What to do: Exactly reproduce the line that contains "Type out the text in this image." and all lines after it in the entries below, through the very last line.

Supplied information:
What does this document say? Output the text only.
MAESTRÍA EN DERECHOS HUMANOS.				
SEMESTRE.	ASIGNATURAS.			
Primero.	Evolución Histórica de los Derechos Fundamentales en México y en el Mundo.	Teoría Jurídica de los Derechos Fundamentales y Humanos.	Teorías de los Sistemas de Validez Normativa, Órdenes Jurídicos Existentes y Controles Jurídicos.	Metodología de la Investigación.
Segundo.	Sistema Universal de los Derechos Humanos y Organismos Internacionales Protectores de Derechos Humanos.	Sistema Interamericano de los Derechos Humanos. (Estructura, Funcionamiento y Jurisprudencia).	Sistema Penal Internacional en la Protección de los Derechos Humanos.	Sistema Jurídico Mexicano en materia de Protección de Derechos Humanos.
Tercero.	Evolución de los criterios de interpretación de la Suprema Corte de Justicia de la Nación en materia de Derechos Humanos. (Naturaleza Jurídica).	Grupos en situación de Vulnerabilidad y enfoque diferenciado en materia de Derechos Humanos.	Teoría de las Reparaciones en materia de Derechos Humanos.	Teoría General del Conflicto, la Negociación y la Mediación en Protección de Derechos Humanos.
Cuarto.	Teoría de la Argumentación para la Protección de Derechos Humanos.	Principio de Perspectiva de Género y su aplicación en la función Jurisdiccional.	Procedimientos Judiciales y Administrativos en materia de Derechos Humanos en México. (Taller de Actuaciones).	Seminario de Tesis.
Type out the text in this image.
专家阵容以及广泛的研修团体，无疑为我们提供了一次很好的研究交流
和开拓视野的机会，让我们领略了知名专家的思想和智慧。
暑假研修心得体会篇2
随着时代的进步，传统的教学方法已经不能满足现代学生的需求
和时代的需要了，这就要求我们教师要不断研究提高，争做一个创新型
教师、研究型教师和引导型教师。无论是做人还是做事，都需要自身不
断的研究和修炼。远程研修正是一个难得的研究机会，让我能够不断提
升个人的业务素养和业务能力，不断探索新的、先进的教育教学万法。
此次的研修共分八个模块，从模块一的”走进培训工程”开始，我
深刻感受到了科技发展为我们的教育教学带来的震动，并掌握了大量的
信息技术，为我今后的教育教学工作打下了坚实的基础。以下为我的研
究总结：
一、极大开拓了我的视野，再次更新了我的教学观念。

Task answer:
Type out the text in this image.
专家阵容以及广泛的研修团体，无疑为我们提供了一次很好的研究交流
和开拓视野的机会，让我们领略了知名专家的思想和智慧。
暑假研修心得体会篇2
随着时代的进步，传统的教学方法已经不能满足现代学生的需求
和时代的需要了，这就要求我们教师要不断研究提高，争做一个创新型
教师、研究型教师和引导型教师。无论是做人还是做事，都需要自身不
断的研究和修炼。远程研修正是一个难得的研究机会，让我能够不断提
升个人的业务素养和业务能力，不断探索新的、先进的教育教学万法。
此次的研修共分八个模块，从模块一的”走进培训工程”开始，我
深刻感受到了科技发展为我们的教育教学带来的震动，并掌握了大量的
信息技术，为我今后的教育教学工作打下了坚实的基础。以下为我的研
究总结：
一、极大开拓了我的视野，再次更新了我的教学观念。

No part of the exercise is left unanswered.